◆ **Listed entries**
------------
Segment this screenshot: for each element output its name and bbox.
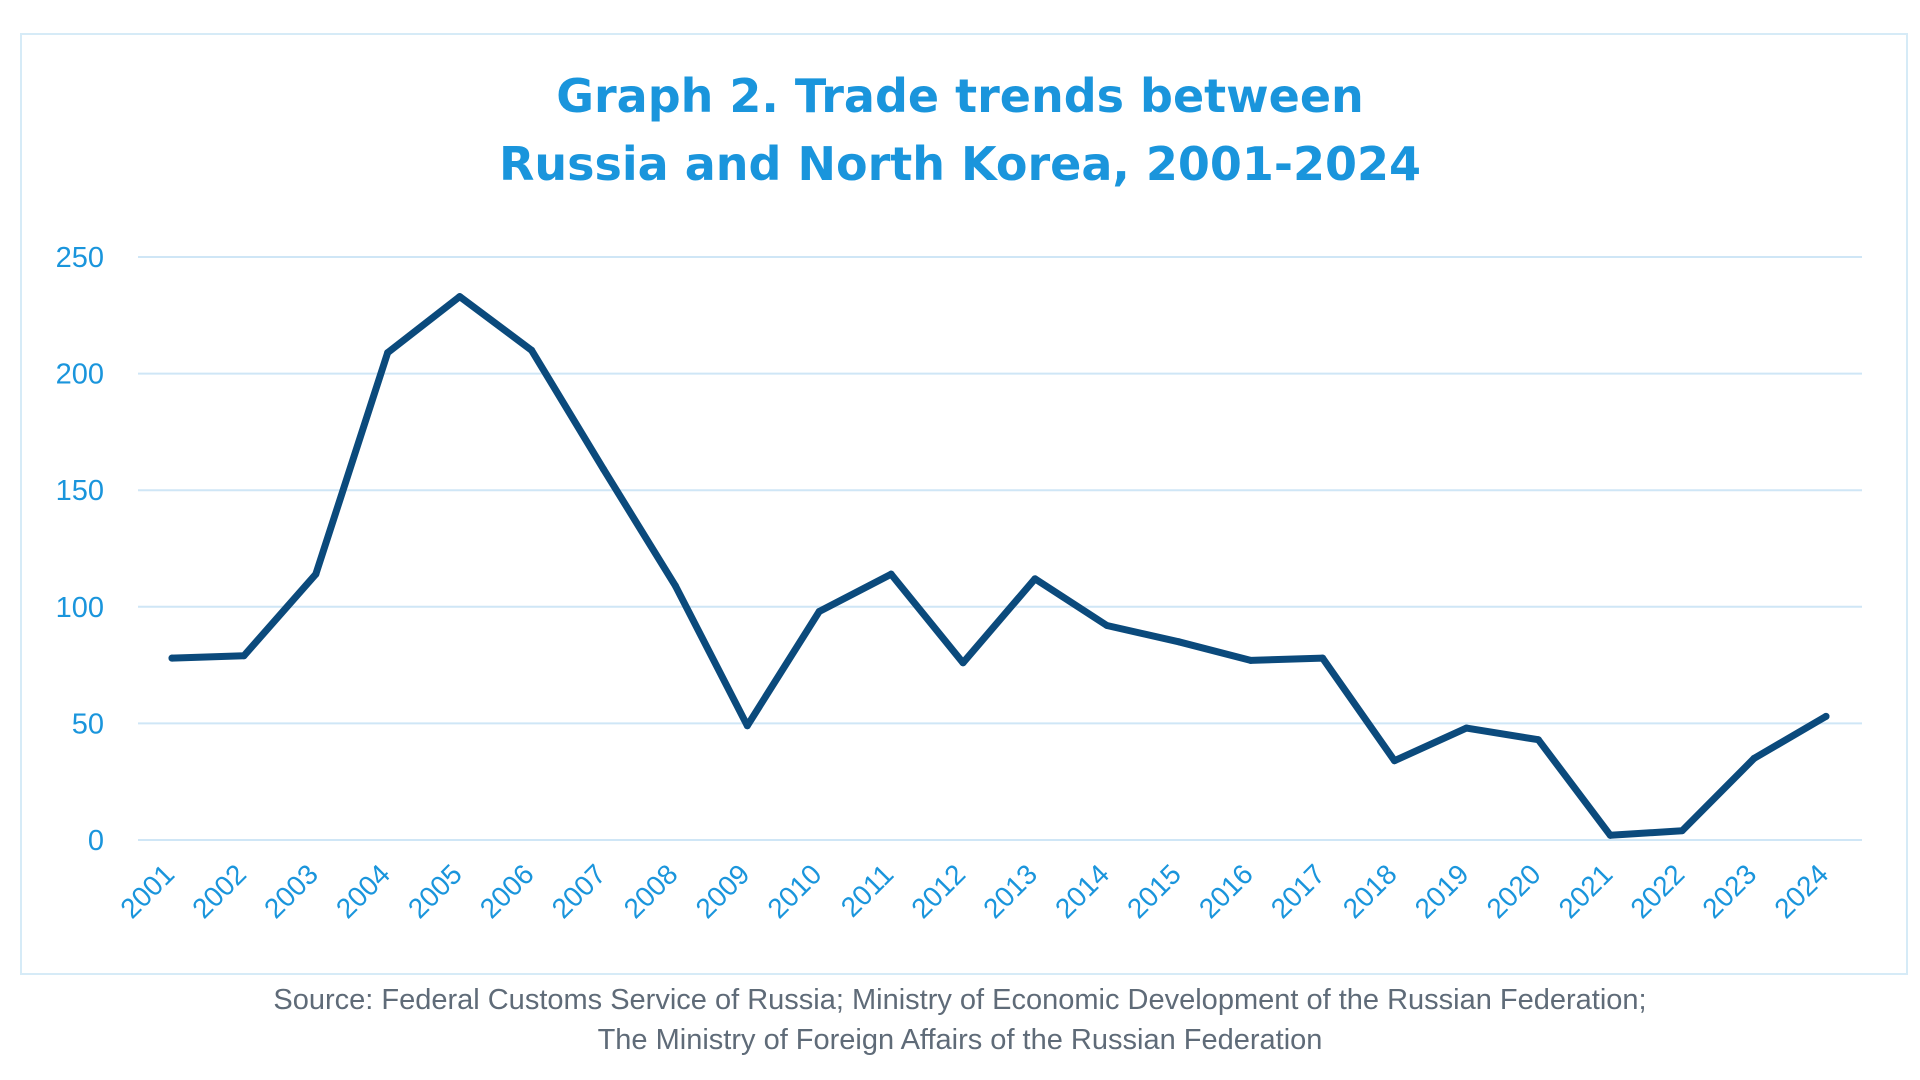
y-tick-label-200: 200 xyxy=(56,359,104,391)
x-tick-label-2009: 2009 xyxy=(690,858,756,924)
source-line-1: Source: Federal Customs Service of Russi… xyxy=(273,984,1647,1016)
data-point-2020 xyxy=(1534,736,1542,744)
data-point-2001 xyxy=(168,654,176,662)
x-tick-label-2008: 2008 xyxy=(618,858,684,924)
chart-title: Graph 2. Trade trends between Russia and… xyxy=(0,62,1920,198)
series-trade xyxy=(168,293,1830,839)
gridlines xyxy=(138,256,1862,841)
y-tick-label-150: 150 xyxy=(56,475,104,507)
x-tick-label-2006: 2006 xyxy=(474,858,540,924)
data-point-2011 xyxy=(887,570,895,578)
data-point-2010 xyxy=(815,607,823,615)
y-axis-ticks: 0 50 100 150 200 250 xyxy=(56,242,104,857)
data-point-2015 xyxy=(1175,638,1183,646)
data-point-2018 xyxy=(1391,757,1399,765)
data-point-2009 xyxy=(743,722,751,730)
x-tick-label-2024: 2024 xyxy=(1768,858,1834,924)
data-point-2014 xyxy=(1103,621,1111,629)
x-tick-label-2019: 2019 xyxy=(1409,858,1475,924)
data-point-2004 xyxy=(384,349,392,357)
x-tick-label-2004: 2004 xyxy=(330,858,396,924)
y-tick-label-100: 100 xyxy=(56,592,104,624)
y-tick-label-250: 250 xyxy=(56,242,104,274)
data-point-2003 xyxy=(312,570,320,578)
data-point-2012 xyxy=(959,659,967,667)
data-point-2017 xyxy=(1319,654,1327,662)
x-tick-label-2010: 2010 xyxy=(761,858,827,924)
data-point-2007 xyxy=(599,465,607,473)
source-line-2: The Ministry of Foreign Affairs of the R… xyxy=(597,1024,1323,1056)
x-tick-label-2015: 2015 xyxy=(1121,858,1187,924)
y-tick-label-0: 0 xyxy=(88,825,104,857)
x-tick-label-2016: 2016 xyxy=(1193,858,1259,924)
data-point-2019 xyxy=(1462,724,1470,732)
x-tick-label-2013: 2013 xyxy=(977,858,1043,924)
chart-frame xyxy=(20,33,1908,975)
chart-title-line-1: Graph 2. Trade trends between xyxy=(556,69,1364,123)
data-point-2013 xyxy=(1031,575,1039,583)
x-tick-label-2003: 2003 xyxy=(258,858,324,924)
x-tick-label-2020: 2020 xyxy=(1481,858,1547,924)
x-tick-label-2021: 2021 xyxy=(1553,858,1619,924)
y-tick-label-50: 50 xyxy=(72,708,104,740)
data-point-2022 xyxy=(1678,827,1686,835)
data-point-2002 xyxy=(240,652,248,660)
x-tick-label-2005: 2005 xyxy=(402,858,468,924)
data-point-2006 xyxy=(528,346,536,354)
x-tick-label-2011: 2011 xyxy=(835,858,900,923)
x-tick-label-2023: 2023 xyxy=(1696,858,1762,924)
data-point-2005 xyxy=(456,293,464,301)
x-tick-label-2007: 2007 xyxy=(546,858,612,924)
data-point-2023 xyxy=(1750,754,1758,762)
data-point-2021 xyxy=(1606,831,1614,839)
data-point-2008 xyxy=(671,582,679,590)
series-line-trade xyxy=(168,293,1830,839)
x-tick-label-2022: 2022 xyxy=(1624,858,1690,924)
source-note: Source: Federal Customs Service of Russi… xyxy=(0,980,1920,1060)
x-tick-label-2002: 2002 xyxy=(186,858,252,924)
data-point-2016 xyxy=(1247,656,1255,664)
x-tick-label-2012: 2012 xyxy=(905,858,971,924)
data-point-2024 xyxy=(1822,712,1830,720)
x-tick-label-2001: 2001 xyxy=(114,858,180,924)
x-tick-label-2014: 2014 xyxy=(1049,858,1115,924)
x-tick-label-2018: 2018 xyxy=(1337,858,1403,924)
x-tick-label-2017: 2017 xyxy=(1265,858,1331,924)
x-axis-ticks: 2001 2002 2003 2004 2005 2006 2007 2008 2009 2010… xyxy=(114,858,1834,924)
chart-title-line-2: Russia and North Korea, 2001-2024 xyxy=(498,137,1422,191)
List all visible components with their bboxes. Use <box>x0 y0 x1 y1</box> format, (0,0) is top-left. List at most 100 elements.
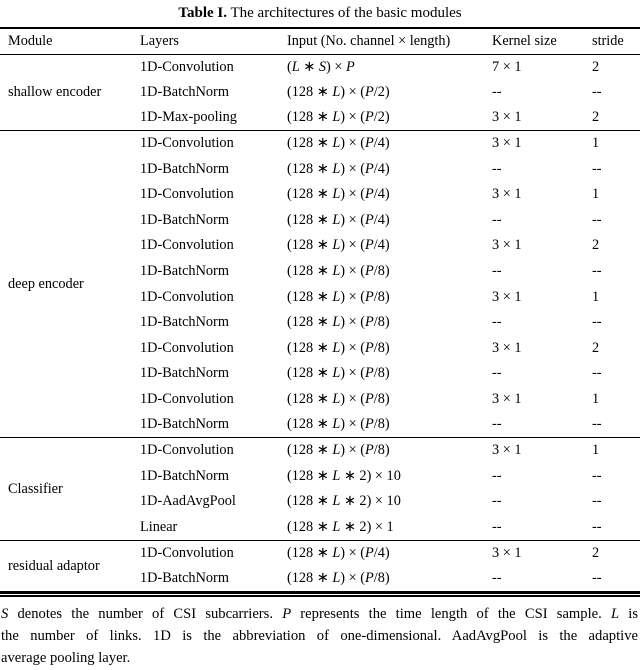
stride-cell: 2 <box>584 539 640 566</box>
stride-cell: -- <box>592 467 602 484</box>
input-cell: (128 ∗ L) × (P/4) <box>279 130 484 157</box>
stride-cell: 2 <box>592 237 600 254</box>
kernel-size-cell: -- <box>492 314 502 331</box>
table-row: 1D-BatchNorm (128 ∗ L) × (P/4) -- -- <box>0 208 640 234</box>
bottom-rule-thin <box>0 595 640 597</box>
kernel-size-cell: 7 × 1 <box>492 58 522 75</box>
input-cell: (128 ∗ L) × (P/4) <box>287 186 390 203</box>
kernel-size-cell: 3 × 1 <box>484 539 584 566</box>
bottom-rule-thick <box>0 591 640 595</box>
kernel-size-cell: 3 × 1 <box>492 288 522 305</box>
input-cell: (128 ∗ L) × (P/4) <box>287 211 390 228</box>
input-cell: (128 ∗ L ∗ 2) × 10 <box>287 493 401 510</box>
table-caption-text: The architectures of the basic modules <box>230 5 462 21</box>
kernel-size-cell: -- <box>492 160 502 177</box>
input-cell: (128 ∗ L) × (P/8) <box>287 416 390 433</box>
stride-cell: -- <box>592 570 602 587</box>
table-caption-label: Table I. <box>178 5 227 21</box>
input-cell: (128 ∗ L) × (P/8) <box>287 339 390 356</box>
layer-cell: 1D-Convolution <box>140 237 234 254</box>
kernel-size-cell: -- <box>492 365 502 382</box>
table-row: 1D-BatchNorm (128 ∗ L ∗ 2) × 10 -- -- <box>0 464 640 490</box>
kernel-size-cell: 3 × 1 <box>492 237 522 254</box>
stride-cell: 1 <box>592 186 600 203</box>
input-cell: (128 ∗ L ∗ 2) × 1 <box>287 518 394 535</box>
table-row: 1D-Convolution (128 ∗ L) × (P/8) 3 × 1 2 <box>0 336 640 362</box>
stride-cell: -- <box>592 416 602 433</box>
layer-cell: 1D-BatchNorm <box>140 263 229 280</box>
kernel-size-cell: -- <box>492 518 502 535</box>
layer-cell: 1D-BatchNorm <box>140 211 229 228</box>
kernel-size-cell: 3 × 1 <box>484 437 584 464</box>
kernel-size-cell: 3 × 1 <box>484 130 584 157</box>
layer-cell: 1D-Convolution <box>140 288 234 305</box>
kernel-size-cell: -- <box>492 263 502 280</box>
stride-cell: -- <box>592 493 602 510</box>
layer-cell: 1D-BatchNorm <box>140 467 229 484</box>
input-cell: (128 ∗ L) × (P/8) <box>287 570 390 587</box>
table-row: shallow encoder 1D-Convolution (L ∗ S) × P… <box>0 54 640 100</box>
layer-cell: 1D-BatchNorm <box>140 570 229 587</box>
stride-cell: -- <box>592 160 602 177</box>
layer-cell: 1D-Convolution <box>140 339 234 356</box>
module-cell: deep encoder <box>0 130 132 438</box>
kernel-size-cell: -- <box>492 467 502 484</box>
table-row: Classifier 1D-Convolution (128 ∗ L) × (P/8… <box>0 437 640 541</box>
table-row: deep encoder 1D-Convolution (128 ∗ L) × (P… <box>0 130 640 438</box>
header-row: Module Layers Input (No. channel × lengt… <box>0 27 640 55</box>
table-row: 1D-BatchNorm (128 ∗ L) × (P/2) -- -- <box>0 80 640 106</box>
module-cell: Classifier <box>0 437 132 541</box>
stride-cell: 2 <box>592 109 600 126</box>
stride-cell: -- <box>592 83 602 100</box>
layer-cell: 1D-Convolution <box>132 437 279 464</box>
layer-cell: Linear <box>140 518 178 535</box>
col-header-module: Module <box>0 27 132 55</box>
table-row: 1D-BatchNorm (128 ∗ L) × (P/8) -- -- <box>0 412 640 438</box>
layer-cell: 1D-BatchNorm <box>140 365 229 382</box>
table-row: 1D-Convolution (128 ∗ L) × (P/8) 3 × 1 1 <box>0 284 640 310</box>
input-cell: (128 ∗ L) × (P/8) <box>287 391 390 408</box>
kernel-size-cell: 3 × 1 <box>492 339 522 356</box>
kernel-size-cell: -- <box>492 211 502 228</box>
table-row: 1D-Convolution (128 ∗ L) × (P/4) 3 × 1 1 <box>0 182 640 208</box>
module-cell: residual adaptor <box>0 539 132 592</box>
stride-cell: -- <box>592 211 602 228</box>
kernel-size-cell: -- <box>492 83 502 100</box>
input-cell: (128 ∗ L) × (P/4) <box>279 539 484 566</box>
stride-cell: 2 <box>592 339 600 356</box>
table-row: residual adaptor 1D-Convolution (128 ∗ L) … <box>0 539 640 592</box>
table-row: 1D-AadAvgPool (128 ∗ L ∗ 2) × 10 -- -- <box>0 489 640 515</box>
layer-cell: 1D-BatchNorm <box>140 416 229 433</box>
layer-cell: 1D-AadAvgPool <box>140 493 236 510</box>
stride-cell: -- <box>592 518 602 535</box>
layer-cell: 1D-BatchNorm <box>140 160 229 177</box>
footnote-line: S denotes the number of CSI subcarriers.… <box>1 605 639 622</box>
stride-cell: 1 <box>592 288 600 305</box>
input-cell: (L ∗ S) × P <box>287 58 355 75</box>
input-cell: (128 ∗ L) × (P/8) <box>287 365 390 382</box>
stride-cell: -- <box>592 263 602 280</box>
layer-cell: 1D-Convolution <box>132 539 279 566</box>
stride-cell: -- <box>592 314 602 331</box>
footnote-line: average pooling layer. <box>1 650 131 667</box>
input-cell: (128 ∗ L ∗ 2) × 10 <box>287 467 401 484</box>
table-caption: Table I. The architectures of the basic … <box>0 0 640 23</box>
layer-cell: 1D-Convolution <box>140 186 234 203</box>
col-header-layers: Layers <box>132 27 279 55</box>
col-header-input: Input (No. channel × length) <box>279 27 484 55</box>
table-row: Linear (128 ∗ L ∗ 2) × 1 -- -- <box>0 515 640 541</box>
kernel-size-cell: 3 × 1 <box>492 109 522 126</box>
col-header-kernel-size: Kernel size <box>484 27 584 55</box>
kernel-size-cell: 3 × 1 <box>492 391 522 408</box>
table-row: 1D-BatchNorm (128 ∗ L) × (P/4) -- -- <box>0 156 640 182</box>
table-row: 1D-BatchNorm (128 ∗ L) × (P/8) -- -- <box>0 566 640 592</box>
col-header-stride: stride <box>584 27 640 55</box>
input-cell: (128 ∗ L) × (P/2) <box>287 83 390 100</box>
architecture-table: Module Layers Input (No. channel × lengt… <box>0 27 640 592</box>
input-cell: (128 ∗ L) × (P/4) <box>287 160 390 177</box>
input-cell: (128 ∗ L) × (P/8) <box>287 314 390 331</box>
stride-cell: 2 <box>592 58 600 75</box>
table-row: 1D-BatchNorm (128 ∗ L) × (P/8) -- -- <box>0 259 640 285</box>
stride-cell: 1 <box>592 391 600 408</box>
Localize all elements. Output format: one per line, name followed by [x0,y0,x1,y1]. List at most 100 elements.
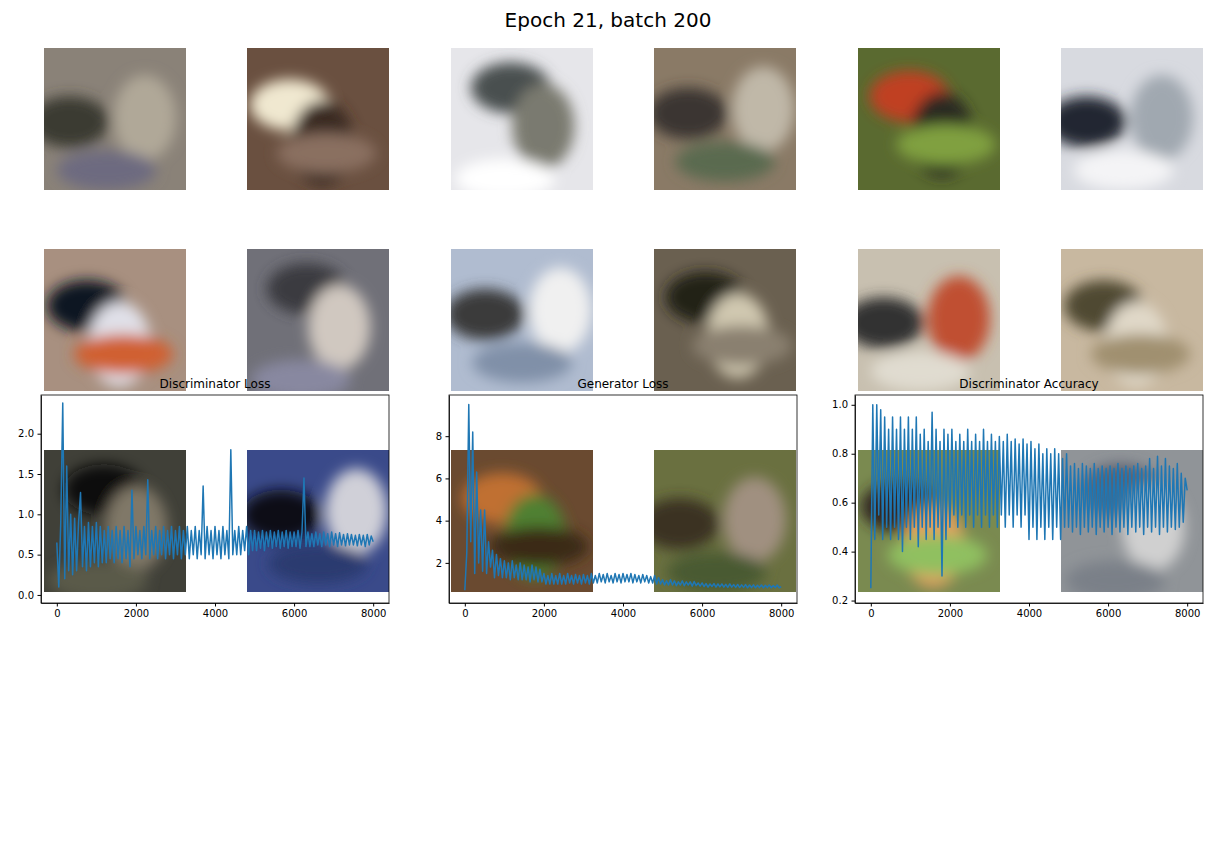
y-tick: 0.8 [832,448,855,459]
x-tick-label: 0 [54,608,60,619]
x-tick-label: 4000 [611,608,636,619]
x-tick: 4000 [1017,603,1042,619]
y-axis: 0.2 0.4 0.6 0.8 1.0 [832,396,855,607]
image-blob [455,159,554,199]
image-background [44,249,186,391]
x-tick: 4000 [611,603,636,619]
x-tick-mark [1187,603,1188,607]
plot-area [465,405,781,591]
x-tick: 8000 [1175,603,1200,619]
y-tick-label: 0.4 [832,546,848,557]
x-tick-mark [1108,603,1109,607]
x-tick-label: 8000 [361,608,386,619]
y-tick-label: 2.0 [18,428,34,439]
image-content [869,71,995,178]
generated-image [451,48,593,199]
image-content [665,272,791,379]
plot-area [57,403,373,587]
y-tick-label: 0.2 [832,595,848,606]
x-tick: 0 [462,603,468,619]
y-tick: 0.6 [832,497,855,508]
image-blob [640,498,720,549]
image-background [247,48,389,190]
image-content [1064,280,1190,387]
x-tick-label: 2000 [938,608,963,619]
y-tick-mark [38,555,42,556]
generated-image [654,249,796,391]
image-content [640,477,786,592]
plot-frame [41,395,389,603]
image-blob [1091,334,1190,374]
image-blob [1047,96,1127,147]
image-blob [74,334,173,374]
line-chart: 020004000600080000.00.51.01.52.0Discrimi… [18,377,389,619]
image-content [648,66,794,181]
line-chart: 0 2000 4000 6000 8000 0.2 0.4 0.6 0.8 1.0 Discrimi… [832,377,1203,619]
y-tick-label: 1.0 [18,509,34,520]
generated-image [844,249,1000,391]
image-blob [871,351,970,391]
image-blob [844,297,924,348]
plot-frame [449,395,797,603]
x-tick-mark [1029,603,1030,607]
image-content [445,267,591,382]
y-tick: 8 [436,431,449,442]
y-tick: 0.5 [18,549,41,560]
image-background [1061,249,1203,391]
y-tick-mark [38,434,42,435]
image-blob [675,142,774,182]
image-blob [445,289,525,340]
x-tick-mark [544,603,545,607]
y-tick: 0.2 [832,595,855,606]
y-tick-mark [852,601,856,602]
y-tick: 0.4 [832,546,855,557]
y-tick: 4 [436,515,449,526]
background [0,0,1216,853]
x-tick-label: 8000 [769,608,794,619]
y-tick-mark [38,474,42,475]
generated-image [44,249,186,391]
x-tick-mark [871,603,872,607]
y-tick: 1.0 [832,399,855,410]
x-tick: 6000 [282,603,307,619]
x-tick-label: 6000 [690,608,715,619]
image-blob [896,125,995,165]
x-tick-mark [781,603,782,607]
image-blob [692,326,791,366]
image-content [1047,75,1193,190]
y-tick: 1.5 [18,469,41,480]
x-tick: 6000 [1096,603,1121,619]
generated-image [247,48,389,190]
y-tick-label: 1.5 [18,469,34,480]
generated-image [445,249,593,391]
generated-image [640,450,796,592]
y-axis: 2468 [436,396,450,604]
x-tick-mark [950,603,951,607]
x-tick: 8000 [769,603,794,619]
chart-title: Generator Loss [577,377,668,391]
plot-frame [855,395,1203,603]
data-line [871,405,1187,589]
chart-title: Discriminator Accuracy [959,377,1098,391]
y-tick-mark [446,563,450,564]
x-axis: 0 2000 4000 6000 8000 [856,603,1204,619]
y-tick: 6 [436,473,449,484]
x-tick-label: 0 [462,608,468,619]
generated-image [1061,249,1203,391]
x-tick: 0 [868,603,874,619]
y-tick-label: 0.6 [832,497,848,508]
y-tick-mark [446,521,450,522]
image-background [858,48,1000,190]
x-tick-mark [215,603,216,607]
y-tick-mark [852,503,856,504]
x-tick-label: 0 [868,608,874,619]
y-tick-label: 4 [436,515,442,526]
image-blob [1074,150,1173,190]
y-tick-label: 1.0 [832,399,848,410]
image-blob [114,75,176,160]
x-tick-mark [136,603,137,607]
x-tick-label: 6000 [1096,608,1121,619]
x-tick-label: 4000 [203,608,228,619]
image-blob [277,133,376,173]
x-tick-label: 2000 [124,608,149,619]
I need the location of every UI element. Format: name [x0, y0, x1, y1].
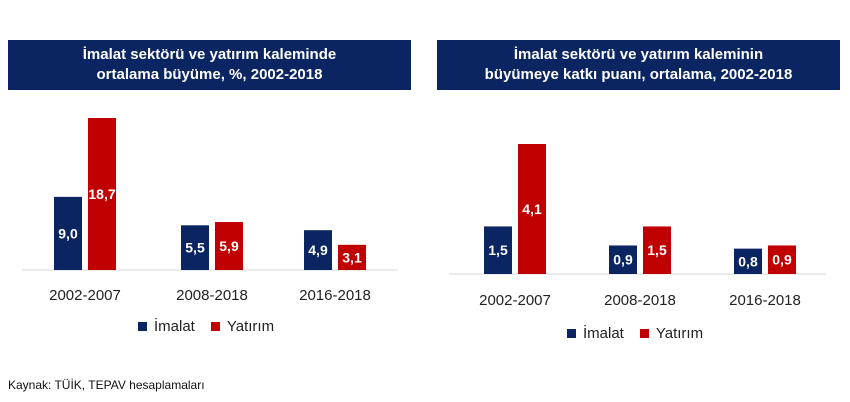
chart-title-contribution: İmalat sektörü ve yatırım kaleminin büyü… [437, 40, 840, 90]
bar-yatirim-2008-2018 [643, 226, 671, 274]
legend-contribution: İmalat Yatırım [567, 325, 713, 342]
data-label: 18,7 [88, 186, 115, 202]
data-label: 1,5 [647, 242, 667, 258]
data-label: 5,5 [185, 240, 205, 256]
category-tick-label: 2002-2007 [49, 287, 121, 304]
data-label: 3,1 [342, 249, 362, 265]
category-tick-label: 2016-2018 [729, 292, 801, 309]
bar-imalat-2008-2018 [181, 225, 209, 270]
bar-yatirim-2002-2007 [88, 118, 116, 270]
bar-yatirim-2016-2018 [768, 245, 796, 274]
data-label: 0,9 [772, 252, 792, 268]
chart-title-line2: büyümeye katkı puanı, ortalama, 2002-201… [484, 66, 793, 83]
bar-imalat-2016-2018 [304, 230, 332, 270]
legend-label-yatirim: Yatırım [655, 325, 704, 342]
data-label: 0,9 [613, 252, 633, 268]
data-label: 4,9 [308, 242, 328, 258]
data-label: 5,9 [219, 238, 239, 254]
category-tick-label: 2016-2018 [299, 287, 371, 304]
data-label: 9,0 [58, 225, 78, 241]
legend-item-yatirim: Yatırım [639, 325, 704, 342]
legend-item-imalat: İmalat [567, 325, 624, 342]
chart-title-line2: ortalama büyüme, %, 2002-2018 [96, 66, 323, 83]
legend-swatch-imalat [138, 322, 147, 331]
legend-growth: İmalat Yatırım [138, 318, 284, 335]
------------
◆ **Problem**
Please quote the lines between the one holding "y-tick: 0.8 [832,448,855,459]" and the one holding "y-tick: 1.0 [832,399,855,410]", inclusive.

◆ **Result below**
y-tick: 0.8 [832,448,855,459]
x-tick-label: 0 [54,608,60,619]
x-tick-label: 4000 [611,608,636,619]
x-tick: 4000 [1017,603,1042,619]
y-axis: 0.2 0.4 0.6 0.8 1.0 [832,396,855,607]
image-blob [455,159,554,199]
image-background [44,249,186,391]
x-tick: 4000 [611,603,636,619]
x-tick-mark [1187,603,1188,607]
plot-area [465,405,781,591]
x-tick: 8000 [1175,603,1200,619]
y-tick-label: 0.4 [832,546,848,557]
x-tick-mark [1108,603,1109,607]
x-tick-label: 8000 [361,608,386,619]
y-tick-label: 2.0 [18,428,34,439]
image-content [869,71,995,178]
generated-image [451,48,593,199]
image-content [665,272,791,379]
plot-area [57,403,373,587]
y-tick-label: 0.2 [832,595,848,606]
x-tick: 0 [462,603,468,619]
y-tick: 0.6 [832,497,855,508]
image-blob [640,498,720,549]
image-background [247,48,389,190]
image-content [1064,280,1190,387]
x-tick-label: 2000 [938,608,963,619]
y-tick-mark [38,555,42,556]
generated-image [654,249,796,391]
image-content [640,477,786,592]
plot-frame [41,395,389,603]
image-blob [1091,334,1190,374]
image-blob [1047,96,1127,147]
image-blob [74,334,173,374]
line-chart: 020004000600080000.00.51.01.52.0Discrimi… [18,377,389,619]
image-content [648,66,794,181]
line-chart: 0 2000 4000 6000 8000 0.2 0.4 0.6 0.8 1.0 Discrimi… [832,377,1203,619]
y-tick-label: 1.0 [18,509,34,520]
generated-image [844,249,1000,391]
image-blob [871,351,970,391]
image-blob [844,297,924,348]
plot-frame [449,395,797,603]
x-tick-mark [1029,603,1030,607]
image-content [445,267,591,382]
y-tick: 8 [436,431,449,442]
y-tick: 0.5 [18,549,41,560]
image-background [1061,249,1203,391]
y-tick-mark [38,434,42,435]
image-blob [675,142,774,182]
image-blob [445,289,525,340]
x-tick-mark [544,603,545,607]
y-tick: 0.2 [832,595,855,606]
y-tick-mark [852,601,856,602]
y-tick: 0.4 [832,546,855,557]
y-tick: 4 [436,515,449,526]
background [0,0,1216,853]
x-tick-label: 8000 [769,608,794,619]
y-tick-mark [38,474,42,475]
generated-image [44,249,186,391]
x-tick-mark [871,603,872,607]
y-tick: 1.0 [832,399,855,410]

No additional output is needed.